Your goal: Your task is to return the line containing "OCR this image." plus every line after it, exactly and with nothing added.

Data entries:

#####

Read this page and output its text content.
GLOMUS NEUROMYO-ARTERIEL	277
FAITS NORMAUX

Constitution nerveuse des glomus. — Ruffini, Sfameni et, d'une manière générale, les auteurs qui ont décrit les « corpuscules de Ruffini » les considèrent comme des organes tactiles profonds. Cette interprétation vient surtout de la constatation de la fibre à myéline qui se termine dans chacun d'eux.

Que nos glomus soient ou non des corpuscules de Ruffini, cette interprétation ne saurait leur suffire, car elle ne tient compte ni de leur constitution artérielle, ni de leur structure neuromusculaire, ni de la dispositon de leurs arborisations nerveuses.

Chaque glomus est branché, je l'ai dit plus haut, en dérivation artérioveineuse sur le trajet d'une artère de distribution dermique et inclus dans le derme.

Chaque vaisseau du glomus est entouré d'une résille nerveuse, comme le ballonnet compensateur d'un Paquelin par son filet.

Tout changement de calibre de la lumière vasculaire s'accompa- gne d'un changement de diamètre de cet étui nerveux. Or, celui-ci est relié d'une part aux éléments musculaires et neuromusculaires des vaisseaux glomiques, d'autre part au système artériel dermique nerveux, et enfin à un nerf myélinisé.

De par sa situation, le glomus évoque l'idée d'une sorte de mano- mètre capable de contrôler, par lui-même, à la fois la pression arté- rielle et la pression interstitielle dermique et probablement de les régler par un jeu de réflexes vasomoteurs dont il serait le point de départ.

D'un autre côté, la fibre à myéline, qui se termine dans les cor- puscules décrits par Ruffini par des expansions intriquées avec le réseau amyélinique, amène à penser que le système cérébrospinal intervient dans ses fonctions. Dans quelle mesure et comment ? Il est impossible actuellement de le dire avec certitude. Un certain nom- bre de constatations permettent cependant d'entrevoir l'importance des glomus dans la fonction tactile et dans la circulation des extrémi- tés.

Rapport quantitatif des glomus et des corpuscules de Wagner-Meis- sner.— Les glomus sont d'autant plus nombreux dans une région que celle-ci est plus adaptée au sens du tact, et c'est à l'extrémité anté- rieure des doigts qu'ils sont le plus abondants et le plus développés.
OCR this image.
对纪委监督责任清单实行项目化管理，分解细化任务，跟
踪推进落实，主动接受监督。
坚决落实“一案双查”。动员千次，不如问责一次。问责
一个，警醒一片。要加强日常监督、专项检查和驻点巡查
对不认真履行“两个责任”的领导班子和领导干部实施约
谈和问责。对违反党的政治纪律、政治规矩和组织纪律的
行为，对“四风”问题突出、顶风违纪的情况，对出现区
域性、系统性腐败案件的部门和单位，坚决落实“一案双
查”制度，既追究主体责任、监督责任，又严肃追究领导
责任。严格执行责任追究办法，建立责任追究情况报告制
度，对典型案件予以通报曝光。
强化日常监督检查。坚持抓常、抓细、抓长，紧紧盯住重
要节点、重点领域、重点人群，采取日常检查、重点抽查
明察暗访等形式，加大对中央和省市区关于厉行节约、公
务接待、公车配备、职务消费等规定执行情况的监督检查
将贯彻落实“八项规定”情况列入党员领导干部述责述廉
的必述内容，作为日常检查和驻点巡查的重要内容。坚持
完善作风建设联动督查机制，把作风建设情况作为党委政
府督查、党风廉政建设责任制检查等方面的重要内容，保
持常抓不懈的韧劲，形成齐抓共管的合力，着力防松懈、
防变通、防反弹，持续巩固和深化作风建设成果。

#####

Solution for this problem:
OCR this image.
对纪委监督责任清单实行项目化管理，分解细化任务，跟
踪推进落实，主动接受监督。
坚决落实“一案双查”。动员千次，不如问责一次。问责
一个，警醒一片。要加强日常监督、专项检查和驻点巡查
对不认真履行“两个责任”的领导班子和领导干部实施约
谈和问责。对违反党的政治纪律、政治规矩和组织纪律的
行为，对“四风”问题突出、顶风违纪的情况，对出现区
域性、系统性腐败案件的部门和单位，坚决落实“一案双
查”制度，既追究主体责任、监督责任，又严肃追究领导
责任。严格执行责任追究办法，建立责任追究情况报告制
度，对典型案件予以通报曝光。
强化日常监督检查。坚持抓常、抓细、抓长，紧紧盯住重
要节点、重点领域、重点人群，采取日常检查、重点抽查
明察暗访等形式，加大对中央和省市区关于厉行节约、公
务接待、公车配备、职务消费等规定执行情况的监督检查
将贯彻落实“八项规定”情况列入党员领导干部述责述廉
的必述内容，作为日常检查和驻点巡查的重要内容。坚持
完善作风建设联动督查机制，把作风建设情况作为党委政
府督查、党风廉政建设责任制检查等方面的重要内容，保
持常抓不懈的韧劲，形成齐抓共管的合力，着力防松懈、
防变通、防反弹，持续巩固和深化作风建设成果。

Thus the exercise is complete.